▶ _Set task_
Look through the listing and locate every line containing the word "camera"; copy those lines.

[Dataset records]
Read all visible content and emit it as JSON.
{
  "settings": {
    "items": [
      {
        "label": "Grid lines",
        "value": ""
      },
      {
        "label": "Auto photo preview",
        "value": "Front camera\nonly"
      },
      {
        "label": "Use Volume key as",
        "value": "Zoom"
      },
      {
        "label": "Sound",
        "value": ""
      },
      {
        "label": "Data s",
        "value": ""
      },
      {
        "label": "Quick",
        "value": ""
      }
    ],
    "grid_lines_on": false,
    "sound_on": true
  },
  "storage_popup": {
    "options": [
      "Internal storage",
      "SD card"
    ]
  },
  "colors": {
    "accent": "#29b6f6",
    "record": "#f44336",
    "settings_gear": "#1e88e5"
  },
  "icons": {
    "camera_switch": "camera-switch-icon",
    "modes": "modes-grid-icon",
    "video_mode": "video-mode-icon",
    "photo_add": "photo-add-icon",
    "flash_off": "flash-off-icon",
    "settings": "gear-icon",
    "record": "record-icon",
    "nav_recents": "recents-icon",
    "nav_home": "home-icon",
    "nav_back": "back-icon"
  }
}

▶ _Reply to the task_
        "value": "Front camera\nonly"
    "camera_switch": "camera-switch-icon",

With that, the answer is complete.